[Source data]
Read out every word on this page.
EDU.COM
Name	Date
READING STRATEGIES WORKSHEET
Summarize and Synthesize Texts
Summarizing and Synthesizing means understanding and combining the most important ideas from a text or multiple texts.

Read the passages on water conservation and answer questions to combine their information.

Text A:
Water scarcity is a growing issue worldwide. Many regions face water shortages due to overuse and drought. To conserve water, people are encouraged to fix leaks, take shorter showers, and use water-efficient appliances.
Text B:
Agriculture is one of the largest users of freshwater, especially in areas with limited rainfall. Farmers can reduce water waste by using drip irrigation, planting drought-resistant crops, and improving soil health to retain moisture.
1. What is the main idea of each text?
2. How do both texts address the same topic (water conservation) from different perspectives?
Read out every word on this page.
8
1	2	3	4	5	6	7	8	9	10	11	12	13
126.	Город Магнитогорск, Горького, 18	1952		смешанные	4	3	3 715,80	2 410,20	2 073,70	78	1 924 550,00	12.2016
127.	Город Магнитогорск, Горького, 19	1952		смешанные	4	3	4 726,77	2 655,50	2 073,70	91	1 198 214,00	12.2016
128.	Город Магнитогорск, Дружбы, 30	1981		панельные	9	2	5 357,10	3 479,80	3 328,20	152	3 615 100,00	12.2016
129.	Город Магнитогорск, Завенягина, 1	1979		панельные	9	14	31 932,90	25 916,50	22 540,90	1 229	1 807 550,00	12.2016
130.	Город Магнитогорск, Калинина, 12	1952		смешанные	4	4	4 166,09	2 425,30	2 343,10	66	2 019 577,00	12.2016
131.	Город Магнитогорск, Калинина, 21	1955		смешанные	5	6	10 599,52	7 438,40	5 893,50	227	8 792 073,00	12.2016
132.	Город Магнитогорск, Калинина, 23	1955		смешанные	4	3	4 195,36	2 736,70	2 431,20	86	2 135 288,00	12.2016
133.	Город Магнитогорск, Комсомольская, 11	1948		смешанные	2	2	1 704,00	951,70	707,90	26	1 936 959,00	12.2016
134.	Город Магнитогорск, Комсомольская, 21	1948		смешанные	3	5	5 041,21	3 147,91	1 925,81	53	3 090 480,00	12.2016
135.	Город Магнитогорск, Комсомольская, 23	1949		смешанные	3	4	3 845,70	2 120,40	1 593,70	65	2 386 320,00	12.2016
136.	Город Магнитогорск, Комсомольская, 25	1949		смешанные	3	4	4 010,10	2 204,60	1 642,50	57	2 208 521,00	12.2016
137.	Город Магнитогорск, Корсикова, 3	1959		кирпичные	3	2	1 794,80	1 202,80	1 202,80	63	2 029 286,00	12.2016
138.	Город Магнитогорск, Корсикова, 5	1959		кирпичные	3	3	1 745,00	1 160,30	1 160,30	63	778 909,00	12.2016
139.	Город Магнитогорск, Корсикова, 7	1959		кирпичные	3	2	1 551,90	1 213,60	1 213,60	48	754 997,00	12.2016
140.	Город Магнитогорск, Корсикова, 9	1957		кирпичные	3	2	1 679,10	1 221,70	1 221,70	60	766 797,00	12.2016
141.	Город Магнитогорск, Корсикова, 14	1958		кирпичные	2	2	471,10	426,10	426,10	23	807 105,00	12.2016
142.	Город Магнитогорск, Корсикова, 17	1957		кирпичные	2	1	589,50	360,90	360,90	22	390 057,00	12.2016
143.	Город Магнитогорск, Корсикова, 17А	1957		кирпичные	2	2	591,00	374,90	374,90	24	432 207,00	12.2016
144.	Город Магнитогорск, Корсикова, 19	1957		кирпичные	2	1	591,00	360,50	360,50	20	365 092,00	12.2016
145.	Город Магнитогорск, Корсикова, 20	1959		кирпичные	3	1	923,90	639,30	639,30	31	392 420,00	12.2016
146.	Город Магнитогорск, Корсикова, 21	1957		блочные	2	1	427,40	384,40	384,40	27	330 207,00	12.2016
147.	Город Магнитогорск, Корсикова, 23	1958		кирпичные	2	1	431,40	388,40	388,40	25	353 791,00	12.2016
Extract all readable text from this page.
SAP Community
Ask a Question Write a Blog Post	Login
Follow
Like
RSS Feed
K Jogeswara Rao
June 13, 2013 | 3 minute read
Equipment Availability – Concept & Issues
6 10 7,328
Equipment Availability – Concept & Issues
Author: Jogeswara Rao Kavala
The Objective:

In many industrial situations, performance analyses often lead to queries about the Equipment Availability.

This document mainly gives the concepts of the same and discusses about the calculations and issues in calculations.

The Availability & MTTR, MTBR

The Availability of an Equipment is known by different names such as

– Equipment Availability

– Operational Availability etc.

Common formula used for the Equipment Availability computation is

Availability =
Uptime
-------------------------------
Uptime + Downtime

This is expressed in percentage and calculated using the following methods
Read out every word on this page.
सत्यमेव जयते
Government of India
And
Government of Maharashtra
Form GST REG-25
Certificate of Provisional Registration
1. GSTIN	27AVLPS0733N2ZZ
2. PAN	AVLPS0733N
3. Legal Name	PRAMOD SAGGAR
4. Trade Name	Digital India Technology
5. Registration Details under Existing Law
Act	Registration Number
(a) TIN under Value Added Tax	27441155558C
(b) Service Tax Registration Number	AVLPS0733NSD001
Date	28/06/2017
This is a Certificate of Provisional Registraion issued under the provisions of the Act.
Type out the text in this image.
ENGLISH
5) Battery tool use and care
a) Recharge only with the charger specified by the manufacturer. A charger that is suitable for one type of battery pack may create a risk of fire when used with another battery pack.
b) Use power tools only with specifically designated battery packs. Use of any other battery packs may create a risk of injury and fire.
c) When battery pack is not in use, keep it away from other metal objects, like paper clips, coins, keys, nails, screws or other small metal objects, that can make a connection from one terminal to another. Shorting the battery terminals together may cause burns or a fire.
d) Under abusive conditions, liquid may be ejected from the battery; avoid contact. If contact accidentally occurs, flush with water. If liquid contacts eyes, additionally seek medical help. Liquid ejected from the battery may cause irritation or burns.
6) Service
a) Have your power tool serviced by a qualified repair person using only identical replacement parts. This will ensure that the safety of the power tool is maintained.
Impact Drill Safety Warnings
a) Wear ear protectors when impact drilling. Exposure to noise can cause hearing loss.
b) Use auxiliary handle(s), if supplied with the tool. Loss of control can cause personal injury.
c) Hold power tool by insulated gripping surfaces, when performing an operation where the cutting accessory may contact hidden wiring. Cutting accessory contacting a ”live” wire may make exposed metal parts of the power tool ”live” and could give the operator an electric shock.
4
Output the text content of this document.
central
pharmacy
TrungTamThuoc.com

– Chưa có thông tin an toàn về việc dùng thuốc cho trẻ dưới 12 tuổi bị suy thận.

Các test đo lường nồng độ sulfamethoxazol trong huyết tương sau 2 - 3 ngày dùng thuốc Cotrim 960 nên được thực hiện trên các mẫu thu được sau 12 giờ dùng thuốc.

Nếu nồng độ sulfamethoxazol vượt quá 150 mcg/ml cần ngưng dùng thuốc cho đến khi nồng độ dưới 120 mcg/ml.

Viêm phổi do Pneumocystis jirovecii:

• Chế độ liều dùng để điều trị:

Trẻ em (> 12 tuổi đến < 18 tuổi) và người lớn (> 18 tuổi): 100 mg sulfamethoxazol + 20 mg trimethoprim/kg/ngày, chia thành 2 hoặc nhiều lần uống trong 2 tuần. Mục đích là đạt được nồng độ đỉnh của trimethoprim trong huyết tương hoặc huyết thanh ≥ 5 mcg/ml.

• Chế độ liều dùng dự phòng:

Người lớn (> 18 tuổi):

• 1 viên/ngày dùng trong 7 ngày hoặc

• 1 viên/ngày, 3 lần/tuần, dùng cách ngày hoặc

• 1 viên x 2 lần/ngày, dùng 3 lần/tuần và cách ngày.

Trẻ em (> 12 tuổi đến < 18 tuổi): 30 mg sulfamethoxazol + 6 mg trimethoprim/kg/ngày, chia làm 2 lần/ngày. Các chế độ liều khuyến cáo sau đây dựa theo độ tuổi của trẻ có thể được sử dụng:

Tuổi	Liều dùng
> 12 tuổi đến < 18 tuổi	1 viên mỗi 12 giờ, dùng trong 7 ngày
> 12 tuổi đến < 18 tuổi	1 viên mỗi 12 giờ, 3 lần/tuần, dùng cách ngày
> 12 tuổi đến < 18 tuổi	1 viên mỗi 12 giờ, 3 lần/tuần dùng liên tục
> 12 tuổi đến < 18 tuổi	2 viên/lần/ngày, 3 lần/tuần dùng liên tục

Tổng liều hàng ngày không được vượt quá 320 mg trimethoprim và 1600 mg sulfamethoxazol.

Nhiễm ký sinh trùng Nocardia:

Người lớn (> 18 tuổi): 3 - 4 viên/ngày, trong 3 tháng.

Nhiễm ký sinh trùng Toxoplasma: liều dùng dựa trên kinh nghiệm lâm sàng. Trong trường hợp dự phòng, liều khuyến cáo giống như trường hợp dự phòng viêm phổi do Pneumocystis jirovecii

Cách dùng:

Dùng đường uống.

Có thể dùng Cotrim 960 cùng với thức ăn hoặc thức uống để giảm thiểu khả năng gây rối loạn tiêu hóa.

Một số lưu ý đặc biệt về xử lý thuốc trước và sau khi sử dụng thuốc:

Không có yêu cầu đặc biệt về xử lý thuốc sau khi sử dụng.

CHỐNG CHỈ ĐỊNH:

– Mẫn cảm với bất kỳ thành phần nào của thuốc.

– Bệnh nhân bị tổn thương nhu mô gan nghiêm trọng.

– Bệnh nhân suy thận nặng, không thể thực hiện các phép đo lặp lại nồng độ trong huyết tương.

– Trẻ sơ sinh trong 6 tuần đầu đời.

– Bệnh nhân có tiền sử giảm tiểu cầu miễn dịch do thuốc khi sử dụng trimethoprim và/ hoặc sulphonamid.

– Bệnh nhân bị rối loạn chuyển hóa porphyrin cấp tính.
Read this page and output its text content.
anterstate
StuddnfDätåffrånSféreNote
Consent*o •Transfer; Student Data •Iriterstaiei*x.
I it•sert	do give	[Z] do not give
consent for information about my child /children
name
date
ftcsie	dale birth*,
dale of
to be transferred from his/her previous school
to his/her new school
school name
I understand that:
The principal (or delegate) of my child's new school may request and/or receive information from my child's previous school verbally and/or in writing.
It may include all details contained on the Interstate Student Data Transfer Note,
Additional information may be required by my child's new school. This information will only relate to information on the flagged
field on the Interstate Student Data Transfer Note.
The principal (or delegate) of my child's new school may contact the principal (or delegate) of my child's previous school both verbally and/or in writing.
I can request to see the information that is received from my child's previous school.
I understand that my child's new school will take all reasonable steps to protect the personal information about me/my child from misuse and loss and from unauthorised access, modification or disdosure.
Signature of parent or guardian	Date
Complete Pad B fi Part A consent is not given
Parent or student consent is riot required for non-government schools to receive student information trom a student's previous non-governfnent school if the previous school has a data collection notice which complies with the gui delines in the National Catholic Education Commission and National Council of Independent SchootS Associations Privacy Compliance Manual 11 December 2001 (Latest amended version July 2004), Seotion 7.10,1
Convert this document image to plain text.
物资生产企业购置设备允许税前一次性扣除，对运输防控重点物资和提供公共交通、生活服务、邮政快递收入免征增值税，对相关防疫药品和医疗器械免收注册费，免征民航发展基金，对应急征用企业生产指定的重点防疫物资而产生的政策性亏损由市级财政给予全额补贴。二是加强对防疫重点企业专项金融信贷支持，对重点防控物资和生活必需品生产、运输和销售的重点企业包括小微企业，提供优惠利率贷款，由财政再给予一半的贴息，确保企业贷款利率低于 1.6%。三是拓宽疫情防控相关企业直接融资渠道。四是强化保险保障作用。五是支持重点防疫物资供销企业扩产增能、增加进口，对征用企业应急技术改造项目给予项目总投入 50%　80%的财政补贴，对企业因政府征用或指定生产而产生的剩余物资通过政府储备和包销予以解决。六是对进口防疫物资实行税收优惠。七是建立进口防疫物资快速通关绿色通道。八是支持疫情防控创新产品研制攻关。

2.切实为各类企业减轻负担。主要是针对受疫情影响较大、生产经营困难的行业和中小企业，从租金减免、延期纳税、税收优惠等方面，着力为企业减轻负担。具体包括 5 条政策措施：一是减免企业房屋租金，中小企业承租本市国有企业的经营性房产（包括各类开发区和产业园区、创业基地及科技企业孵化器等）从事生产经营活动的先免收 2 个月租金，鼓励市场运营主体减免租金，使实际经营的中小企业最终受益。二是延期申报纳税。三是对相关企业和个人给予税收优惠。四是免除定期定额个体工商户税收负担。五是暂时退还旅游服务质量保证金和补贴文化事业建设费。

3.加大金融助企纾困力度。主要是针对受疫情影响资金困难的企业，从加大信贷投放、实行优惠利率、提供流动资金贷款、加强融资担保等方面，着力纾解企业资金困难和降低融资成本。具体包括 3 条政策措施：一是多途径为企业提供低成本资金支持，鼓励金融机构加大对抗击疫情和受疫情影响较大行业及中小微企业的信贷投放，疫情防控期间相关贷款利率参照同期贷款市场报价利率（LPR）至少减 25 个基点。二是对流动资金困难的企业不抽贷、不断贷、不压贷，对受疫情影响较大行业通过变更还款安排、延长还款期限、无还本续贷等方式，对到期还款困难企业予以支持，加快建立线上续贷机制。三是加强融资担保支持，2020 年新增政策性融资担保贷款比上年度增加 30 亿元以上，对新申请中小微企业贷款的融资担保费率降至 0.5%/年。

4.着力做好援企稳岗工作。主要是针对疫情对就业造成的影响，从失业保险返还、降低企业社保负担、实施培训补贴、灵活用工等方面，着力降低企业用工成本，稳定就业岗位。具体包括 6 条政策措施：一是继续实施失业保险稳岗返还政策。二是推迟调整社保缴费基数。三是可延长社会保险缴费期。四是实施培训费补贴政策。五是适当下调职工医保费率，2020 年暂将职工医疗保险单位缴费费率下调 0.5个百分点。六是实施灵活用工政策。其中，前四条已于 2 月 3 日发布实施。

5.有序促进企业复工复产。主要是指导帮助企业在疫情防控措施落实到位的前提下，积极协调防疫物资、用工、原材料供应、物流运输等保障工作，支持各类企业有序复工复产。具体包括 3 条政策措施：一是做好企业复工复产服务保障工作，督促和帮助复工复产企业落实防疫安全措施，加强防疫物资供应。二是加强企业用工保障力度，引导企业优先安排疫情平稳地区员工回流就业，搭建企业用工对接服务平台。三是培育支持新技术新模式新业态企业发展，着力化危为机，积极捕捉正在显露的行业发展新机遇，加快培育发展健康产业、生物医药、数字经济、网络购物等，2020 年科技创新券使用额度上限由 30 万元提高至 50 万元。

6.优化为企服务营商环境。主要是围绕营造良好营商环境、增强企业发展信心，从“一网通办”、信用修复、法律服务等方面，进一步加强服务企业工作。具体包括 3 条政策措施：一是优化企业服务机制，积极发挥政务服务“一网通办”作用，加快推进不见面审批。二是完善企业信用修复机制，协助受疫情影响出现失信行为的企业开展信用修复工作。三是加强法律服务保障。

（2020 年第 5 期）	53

Set exercise: In the listing above, count each line that holds the string "loạn". Give the number only.

Response to the task: 2